WHAT YOU SHOULD DO: Repeat each line of the material below exactly as it appears, minus any pictures.

===== PROVIDED MATERIAL =====

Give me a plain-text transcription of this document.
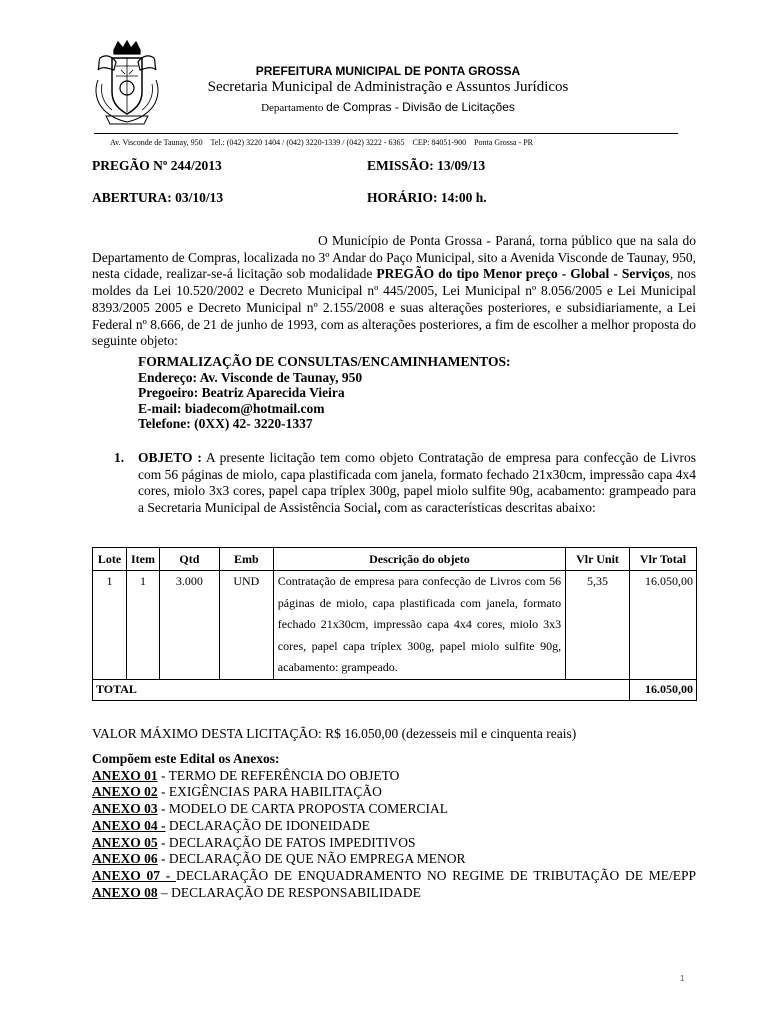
PREFEITURA MUNICIPAL DE PONTA GROSSA
Secretaria Municipal de Administração e Assuntos Jurídicos
Departamento de Compras - Divisão de Licitações
Av. Visconde de Taunay, 950 Tel.: (042) 3220 1404 / (042) 3220-1339 / (042) 3222 - 6365 CEP: 84051-900 Ponta Grossa - PR
PREGÃO Nº 244/2013	EMISSÃO: 13/09/13
ABERTURA: 03/10/13	HORÁRIO: 14:00 h.
O Município de Ponta Grossa - Paraná, torna público que na sala do Departamento de Compras, localizada no 3º Andar do Paço Municipal, sito a Avenida Visconde de Taunay, 950, nesta cidade, realizar-se-á licitação sob modalidade PREGÃO do tipo Menor preço - Global - Serviços, nos moldes da Lei 10.520/2002 e Decreto Municipal nº 445/2005, Lei Municipal nº 8.056/2005 e Lei Municipal 8393/2005 2005 e Decreto Municipal nº 2.155/2008 e suas alterações posteriores, e subsidiariamente, a Lei Federal nº 8.666, de 21 de junho de 1993, com as alterações posteriores, a fim de escolher a melhor proposta do seguinte objeto:
FORMALIZAÇÃO DE CONSULTAS/ENCAMINHAMENTOS:
Endereço: Av. Visconde de Taunay, 950
Pregoeiro: Beatriz Aparecida Vieira
E-mail: biadecom@hotmail.com
Telefone: (0XX) 42- 3220-1337
1. OBJETO : A presente licitação tem como objeto Contratação de empresa para confecção de Livros com 56 páginas de miolo, capa plastificada com janela, formato fechado 21x30cm, impressão capa 4x4 cores, miolo 3x3 cores, papel capa tríplex 300g, papel miolo sulfite 90g, acabamento: grampeado para a Secretaria Municipal de Assistência Social, com as características descritas abaixo:
Lote	Item	Qtd	Emb	Descrição do objeto	Vlr Unit	Vlr Total
1	1	3.000	UND	Contratação de empresa para confecção de Livros com 56 páginas de miolo, capa plastificada com janela, formato fechado 21x30cm, impressão capa 4x4 cores, miolo 3x3 cores, papel capa tríplex 300g, papel miolo sulfite 90g, acabamento: grampeado.	5,35	16.050,00
TOTAL						16.050,00
VALOR MÁXIMO DESTA LICITAÇÃO: R$ 16.050,00 (dezesseis mil e cinquenta reais)
Compõem este Edital os Anexos:
ANEXO 01 - TERMO DE REFERÊNCIA DO OBJETO
ANEXO 02 - EXIGÊNCIAS PARA HABILITAÇÃO
ANEXO 03 - MODELO DE CARTA PROPOSTA COMERCIAL
ANEXO 04 - DECLARAÇÃO DE IDONEIDADE
ANEXO 05 - DECLARAÇÃO DE FATOS IMPEDITIVOS
ANEXO 06 - DECLARAÇÃO DE QUE NÃO EMPREGA MENOR
ANEXO 07 - DECLARAÇÃO DE ENQUADRAMENTO NO REGIME DE TRIBUTAÇÃO DE ME/EPP
ANEXO 08 – DECLARAÇÃO DE RESPONSABILIDADE
1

=====

EXERCISE ANSWER:
Give me a plain-text transcription of this document.
PREFEITURA MUNICIPAL DE PONTA GROSSA
Secretaria Municipal de Administração e Assuntos Jurídicos
Departamento de Compras - Divisão de Licitações
Av. Visconde de Taunay, 950 Tel.: (042) 3220 1404 / (042) 3220-1339 / (042) 3222 - 6365 CEP: 84051-900 Ponta Grossa - PR
PREGÃO Nº 244/2013	EMISSÃO: 13/09/13
ABERTURA: 03/10/13	HORÁRIO: 14:00 h.
O Município de Ponta Grossa - Paraná, torna público que na sala do Departamento de Compras, localizada no 3º Andar do Paço Municipal, sito a Avenida Visconde de Taunay, 950, nesta cidade, realizar-se-á licitação sob modalidade PREGÃO do tipo Menor preço - Global - Serviços, nos moldes da Lei 10.520/2002 e Decreto Municipal nº 445/2005, Lei Municipal nº 8.056/2005 e Lei Municipal 8393/2005 2005 e Decreto Municipal nº 2.155/2008 e suas alterações posteriores, e subsidiariamente, a Lei Federal nº 8.666, de 21 de junho de 1993, com as alterações posteriores, a fim de escolher a melhor proposta do seguinte objeto:
FORMALIZAÇÃO DE CONSULTAS/ENCAMINHAMENTOS:
Endereço: Av. Visconde de Taunay, 950
Pregoeiro: Beatriz Aparecida Vieira
E-mail: biadecom@hotmail.com
Telefone: (0XX) 42- 3220-1337
1. OBJETO : A presente licitação tem como objeto Contratação de empresa para confecção de Livros com 56 páginas de miolo, capa plastificada com janela, formato fechado 21x30cm, impressão capa 4x4 cores, miolo 3x3 cores, papel capa tríplex 300g, papel miolo sulfite 90g, acabamento: grampeado para a Secretaria Municipal de Assistência Social, com as características descritas abaixo:
Lote	Item	Qtd	Emb	Descrição do objeto	Vlr Unit	Vlr Total
1	1	3.000	UND	Contratação de empresa para confecção de Livros com 56 páginas de miolo, capa plastificada com janela, formato fechado 21x30cm, impressão capa 4x4 cores, miolo 3x3 cores, papel capa tríplex 300g, papel miolo sulfite 90g, acabamento: grampeado.	5,35	16.050,00
TOTAL						16.050,00
VALOR MÁXIMO DESTA LICITAÇÃO: R$ 16.050,00 (dezesseis mil e cinquenta reais)
Compõem este Edital os Anexos:
ANEXO 01 - TERMO DE REFERÊNCIA DO OBJETO
ANEXO 02 - EXIGÊNCIAS PARA HABILITAÇÃO
ANEXO 03 - MODELO DE CARTA PROPOSTA COMERCIAL
ANEXO 04 - DECLARAÇÃO DE IDONEIDADE
ANEXO 05 - DECLARAÇÃO DE FATOS IMPEDITIVOS
ANEXO 06 - DECLARAÇÃO DE QUE NÃO EMPREGA MENOR
ANEXO 07 - DECLARAÇÃO DE ENQUADRAMENTO NO REGIME DE TRIBUTAÇÃO DE ME/EPP
ANEXO 08 – DECLARAÇÃO DE RESPONSABILIDADE
1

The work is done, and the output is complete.